The required result is a copy of each line below in which "myovi" appears.

___ Raw data

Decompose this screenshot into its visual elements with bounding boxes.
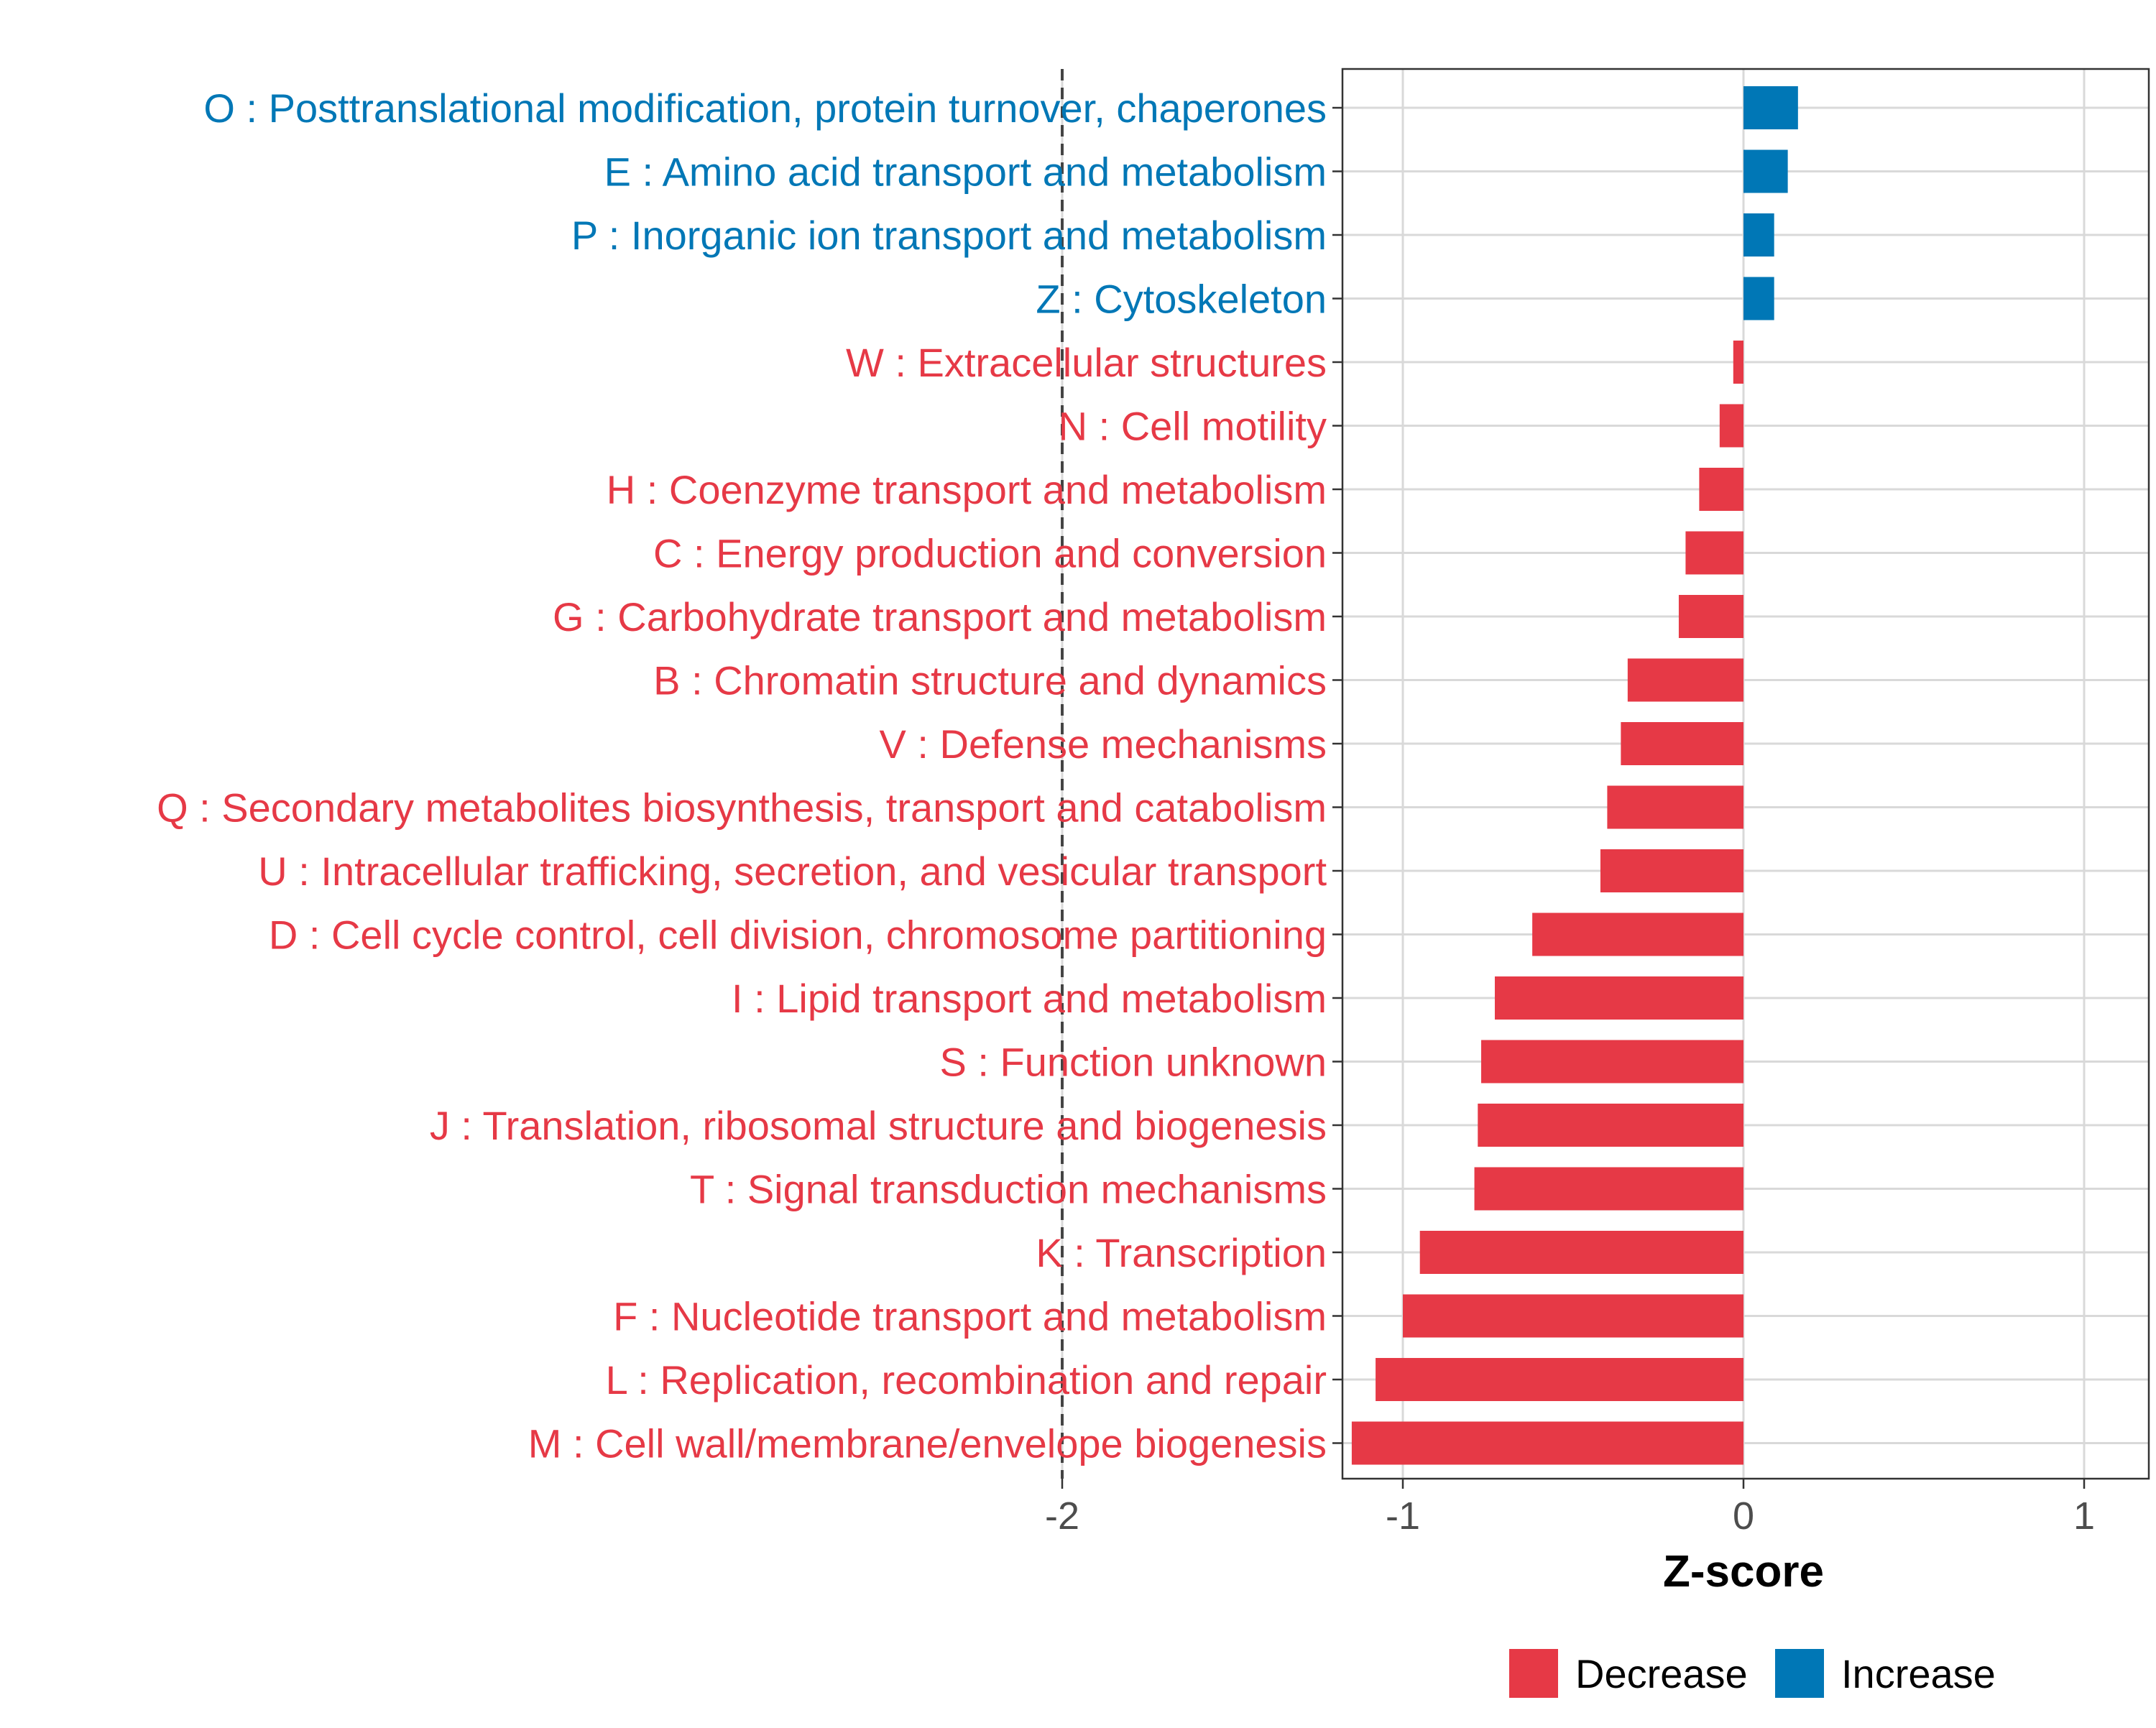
category-label-13: D : Cell cycle control, cell division, c… [269, 912, 1327, 958]
x-tick-label-3: 1 [2073, 1494, 2095, 1538]
bar-21 [1351, 1421, 1743, 1465]
category-label-6: H : Coenzyme transport and metabolism [607, 467, 1327, 512]
category-label-4: W : Extracellular structures [846, 340, 1327, 385]
bar-7 [1685, 531, 1743, 575]
category-label-5: N : Cell motility [1059, 404, 1327, 449]
category-labels: O : Posttranslational modification, prot… [157, 86, 1327, 1466]
category-label-11: Q : Secondary metabolites biosynthesis, … [157, 785, 1327, 831]
category-label-8: G : Carbohydrate transport and metabolis… [553, 594, 1327, 639]
bar-15 [1481, 1040, 1743, 1084]
bar-17 [1474, 1167, 1743, 1211]
x-tick-label-2: 0 [1733, 1494, 1754, 1538]
grid-layer [1061, 69, 2149, 1479]
legend-swatch-increase [1775, 1649, 1824, 1698]
bar-18 [1419, 1231, 1743, 1274]
x-tick-label-0: -2 [1045, 1494, 1079, 1538]
category-label-12: U : Intracellular trafficking, secretion… [258, 849, 1327, 894]
category-label-16: J : Translation, ribosomal structure and… [430, 1103, 1327, 1148]
bar-10 [1621, 722, 1743, 765]
category-label-3: Z : Cytoskeleton [1036, 277, 1327, 322]
bar-4 [1733, 341, 1743, 384]
bar-11 [1607, 785, 1743, 829]
bar-12 [1600, 849, 1743, 892]
category-label-7: C : Energy production and conversion [653, 531, 1327, 576]
legend-swatch-decrease [1509, 1649, 1558, 1698]
reference-lines [1061, 69, 1064, 1479]
bar-19 [1403, 1294, 1743, 1338]
bar-16 [1478, 1104, 1743, 1147]
bar-9 [1627, 658, 1743, 702]
y-axis-ticks [1332, 106, 1342, 1444]
legend-label-increase: Increase [1841, 1651, 1996, 1696]
plot-border [1341, 68, 2150, 1480]
bar-1 [1743, 149, 1788, 193]
category-label-10: V : Defense mechanisms [880, 721, 1327, 767]
bar-6 [1699, 468, 1743, 511]
bar-3 [1743, 277, 1774, 320]
category-label-1: E : Amino acid transport and metabolism [604, 149, 1327, 195]
category-label-20: L : Replication, recombination and repai… [606, 1357, 1327, 1403]
category-label-9: B : Chromatin structure and dynamics [653, 658, 1327, 703]
x-axis-ticks: -2-1012 [1045, 1479, 2095, 1538]
legend-label-decrease: Decrease [1575, 1651, 1748, 1696]
bar-8 [1678, 595, 1743, 638]
category-label-17: T : Signal transduction mechanisms [690, 1167, 1327, 1212]
category-label-14: I : Lipid transport and metabolism [732, 976, 1327, 1021]
bar-5 [1719, 404, 1743, 448]
bars [1351, 86, 1798, 1465]
bar-0 [1743, 86, 1798, 129]
category-label-19: F : Nucleotide transport and metabolism [613, 1294, 1327, 1339]
legend: Decrease Increase [1509, 1649, 1996, 1698]
category-label-18: K : Transcription [1036, 1230, 1327, 1275]
category-label-15: S : Function unknown [939, 1040, 1327, 1085]
bar-20 [1376, 1358, 1743, 1401]
category-label-2: P : Inorganic ion transport and metaboli… [571, 213, 1327, 258]
bar-2 [1743, 213, 1774, 257]
category-label-21: M : Cell wall/membrane/envelope biogenes… [528, 1421, 1327, 1466]
x-tick-label-1: -1 [1386, 1494, 1420, 1538]
x-axis-title: Z-score [1663, 1547, 1824, 1597]
bar-14 [1494, 976, 1743, 1020]
bar-13 [1532, 912, 1743, 956]
category-label-0: O : Posttranslational modification, prot… [203, 86, 1327, 131]
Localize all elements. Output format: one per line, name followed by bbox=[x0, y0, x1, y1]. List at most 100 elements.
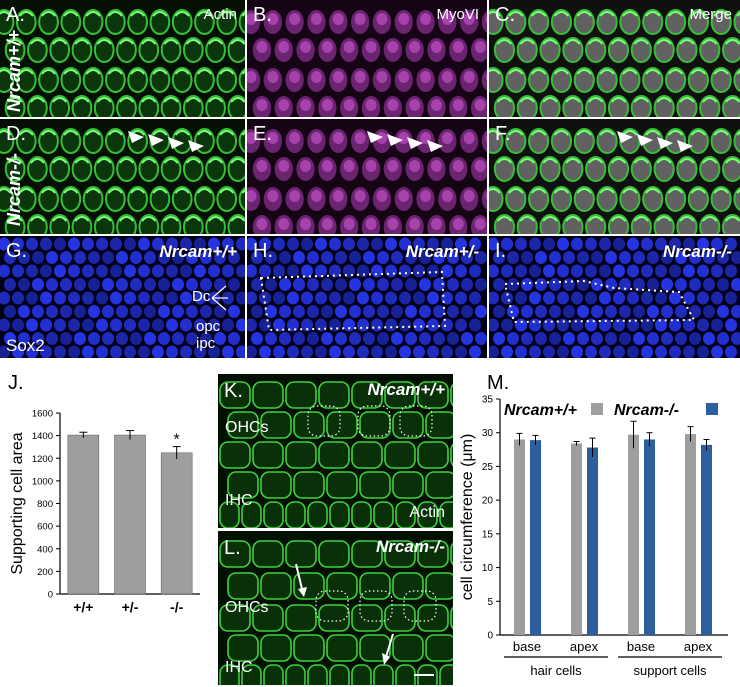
y-tick-label: 800 bbox=[37, 499, 53, 510]
caption-myovi: MyoVI bbox=[436, 6, 479, 23]
panel-i-sox2-ko: I. Nrcam-/- bbox=[489, 236, 740, 358]
y-tick-label: 25 bbox=[482, 462, 494, 473]
label-ihc-k: IHC bbox=[225, 492, 253, 509]
row-label-wt: Nrcam+/+ bbox=[4, 29, 24, 112]
label-sox2: Sox2 bbox=[6, 336, 45, 355]
panel-k-actin-wt: K. Nrcam+/+ OHCs IHC Actin bbox=[218, 374, 453, 528]
bar bbox=[530, 440, 541, 635]
panel-h-sox2-het: H. Nrcam+/- bbox=[247, 236, 487, 358]
y-axis-label: Supporting cell area bbox=[9, 432, 26, 574]
y-tick-label: 20 bbox=[482, 496, 494, 507]
label-opc: opc bbox=[196, 318, 221, 335]
sox2-nuclei-g bbox=[0, 237, 245, 358]
category-label: +/- bbox=[122, 599, 139, 615]
genotype-g: Nrcam+/+ bbox=[159, 242, 238, 261]
bar bbox=[587, 447, 598, 635]
grid-cells-k bbox=[219, 381, 453, 528]
arrowhead-icon bbox=[407, 137, 423, 149]
panel-letter-l: L. bbox=[224, 537, 241, 559]
legend-swatch bbox=[706, 403, 718, 415]
myo-cells-e bbox=[247, 129, 487, 234]
bar bbox=[571, 443, 582, 635]
actin-cells-a bbox=[0, 9, 245, 117]
panel-f-merge-ko: F. bbox=[489, 119, 740, 234]
group-label: apex bbox=[684, 639, 713, 654]
panel-letter-d: D. bbox=[6, 123, 26, 145]
arrowhead-icon bbox=[617, 131, 633, 143]
panel-g-sox2-wt: G. Nrcam+/+ Dc opc ipc Sox2 bbox=[0, 236, 245, 358]
merge-cells-f bbox=[489, 128, 740, 234]
panel-letter-a: A. bbox=[6, 4, 25, 26]
chart-m-cell-circumference: 0 5 10 15 20 25 30 35 base apex base apex hair cells… bbox=[459, 395, 728, 678]
category-label: +/+ bbox=[73, 599, 93, 615]
y-tick-label: 600 bbox=[37, 522, 53, 533]
bar bbox=[160, 452, 193, 595]
genotype-h: Nrcam+/- bbox=[405, 242, 479, 261]
caption-actin: Actin bbox=[203, 6, 237, 23]
group-label: apex bbox=[570, 639, 599, 654]
arrowhead-icon bbox=[657, 137, 673, 149]
y-tick-label: 400 bbox=[37, 544, 53, 555]
bar bbox=[644, 439, 655, 635]
panel-letter-e: E. bbox=[253, 123, 272, 145]
panel-letter-g: G. bbox=[6, 240, 28, 262]
dotted-outline-h bbox=[259, 270, 447, 332]
dc-pointer-lines bbox=[211, 285, 228, 311]
category-label: -/- bbox=[170, 599, 184, 615]
legend-label: Nrcam+/+ bbox=[504, 402, 577, 419]
panel-a-actin-wt: A. Actin bbox=[0, 0, 245, 117]
bar bbox=[67, 434, 100, 595]
panel-letter-f: F. bbox=[495, 123, 511, 145]
caption-merge: Merge bbox=[689, 6, 732, 23]
sox2-nuclei-i bbox=[489, 237, 740, 358]
legend-label: Nrcam-/- bbox=[614, 402, 679, 419]
bar bbox=[628, 434, 639, 635]
arrowhead-icon bbox=[168, 137, 184, 149]
y-tick-label: 1000 bbox=[32, 476, 53, 487]
row-label-ko: Nrcam-/- bbox=[4, 152, 24, 226]
sox2-nuclei-h bbox=[247, 237, 487, 358]
y-tick-label: 0 bbox=[487, 631, 493, 642]
dotted-outline-i bbox=[503, 279, 696, 324]
genotype-k: Nrcam+/+ bbox=[367, 380, 446, 399]
y-tick-label: 35 bbox=[482, 395, 494, 406]
arrowhead-icon bbox=[677, 140, 693, 152]
group-label: base bbox=[513, 639, 541, 654]
significance-mark: * bbox=[174, 432, 180, 449]
y-tick-label: 1600 bbox=[32, 409, 53, 420]
arrowhead-icon bbox=[427, 140, 443, 152]
label-ohcs-l: OHCs bbox=[225, 599, 269, 616]
arrowhead-icon bbox=[387, 134, 403, 146]
label-ohcs-k: OHCs bbox=[225, 419, 269, 436]
label-ihc-l: IHC bbox=[225, 659, 253, 676]
genotype-i: Nrcam-/- bbox=[663, 242, 732, 261]
y-tick-label: 10 bbox=[482, 563, 494, 574]
bar bbox=[701, 444, 712, 635]
arrowhead-icon bbox=[367, 131, 383, 143]
y-tick-label: 1200 bbox=[32, 454, 53, 465]
y-tick-label: 0 bbox=[48, 590, 53, 601]
panel-c-merge-wt: C. Merge bbox=[489, 0, 740, 117]
supergroup-label: hair cells bbox=[530, 663, 582, 678]
y-tick-label: 5 bbox=[487, 597, 493, 608]
arrow-icons-l bbox=[295, 563, 434, 676]
arrowhead-icon bbox=[637, 134, 653, 146]
panel-letter-m: M. bbox=[487, 372, 510, 394]
group-label: base bbox=[627, 639, 655, 654]
panel-letter-j: J. bbox=[8, 372, 24, 394]
y-tick-label: 1400 bbox=[32, 431, 53, 442]
label-ipc: ipc bbox=[196, 335, 216, 352]
panel-letter-h: H. bbox=[253, 240, 273, 262]
arrowhead-icon bbox=[148, 134, 164, 146]
bar bbox=[685, 434, 696, 635]
y-tick-label: 200 bbox=[37, 567, 53, 578]
merge-cells-c bbox=[489, 9, 740, 117]
panel-d-actin-ko: D. bbox=[0, 119, 245, 234]
panel-e-myovi-ko: E. bbox=[247, 119, 487, 234]
supergroup-label: support cells bbox=[634, 663, 707, 678]
panel-letter-b: B. bbox=[253, 4, 272, 26]
panel-b-myovi-wt: B. MyoVI bbox=[247, 0, 487, 117]
bar bbox=[114, 434, 146, 595]
label-actin-k: Actin bbox=[409, 504, 445, 521]
actin-cells-d bbox=[0, 128, 245, 234]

______

» Expected answer
caption-myovi: MyoVI bbox=[436, 6, 479, 23]
panel-e-myovi-ko: E. bbox=[247, 119, 487, 234]
panel-b-myovi-wt: B. MyoVI bbox=[247, 0, 487, 117]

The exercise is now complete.